WORK TO DO: Pictures aside, repeat every entry exactly.
# DATA TO USE start
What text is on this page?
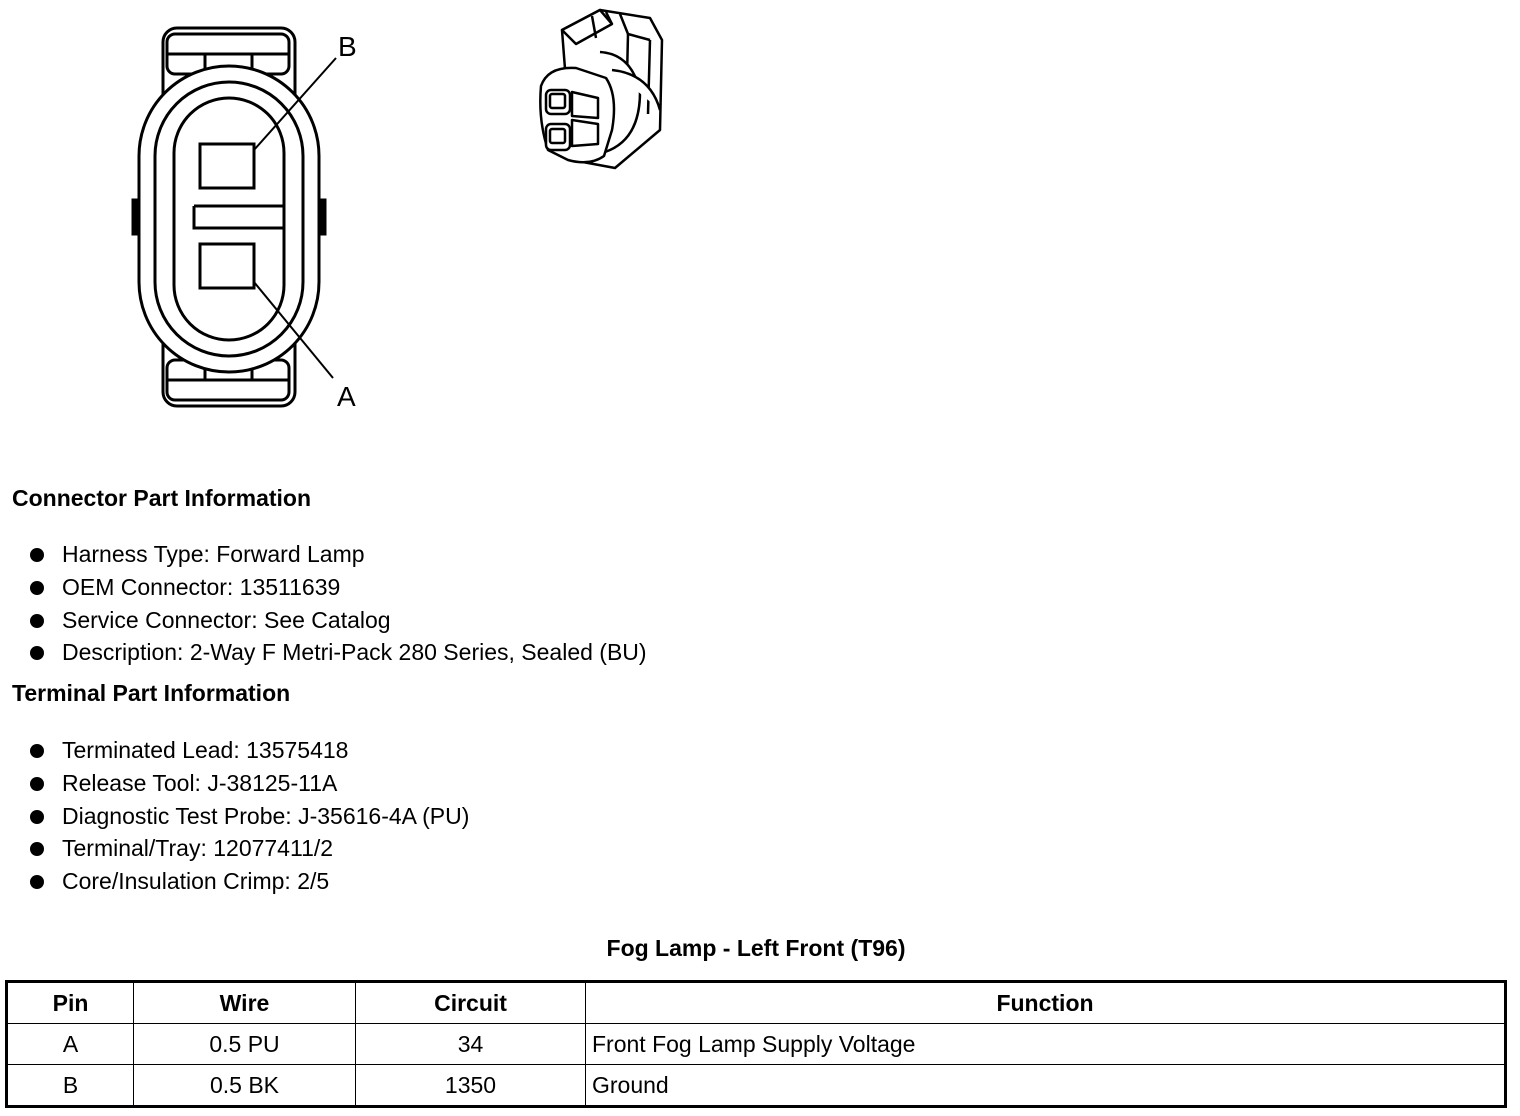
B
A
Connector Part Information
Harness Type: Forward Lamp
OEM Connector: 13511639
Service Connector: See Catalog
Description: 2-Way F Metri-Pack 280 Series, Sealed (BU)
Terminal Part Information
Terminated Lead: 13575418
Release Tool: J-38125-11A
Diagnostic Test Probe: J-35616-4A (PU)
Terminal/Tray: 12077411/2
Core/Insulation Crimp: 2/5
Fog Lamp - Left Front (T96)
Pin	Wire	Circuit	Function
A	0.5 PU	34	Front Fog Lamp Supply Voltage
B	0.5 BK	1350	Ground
# DATA TO USE end
COMPLETE RESPONSE:
What text is on this page?
B
A
Connector Part Information
Harness Type: Forward Lamp
OEM Connector: 13511639
Service Connector: See Catalog
Description: 2-Way F Metri-Pack 280 Series, Sealed (BU)
Terminal Part Information
Terminated Lead: 13575418
Release Tool: J-38125-11A
Diagnostic Test Probe: J-35616-4A (PU)
Terminal/Tray: 12077411/2
Core/Insulation Crimp: 2/5
Fog Lamp - Left Front (T96)
Pin	Wire	Circuit	Function
A	0.5 PU	34	Front Fog Lamp Supply Voltage
B	0.5 BK	1350	Ground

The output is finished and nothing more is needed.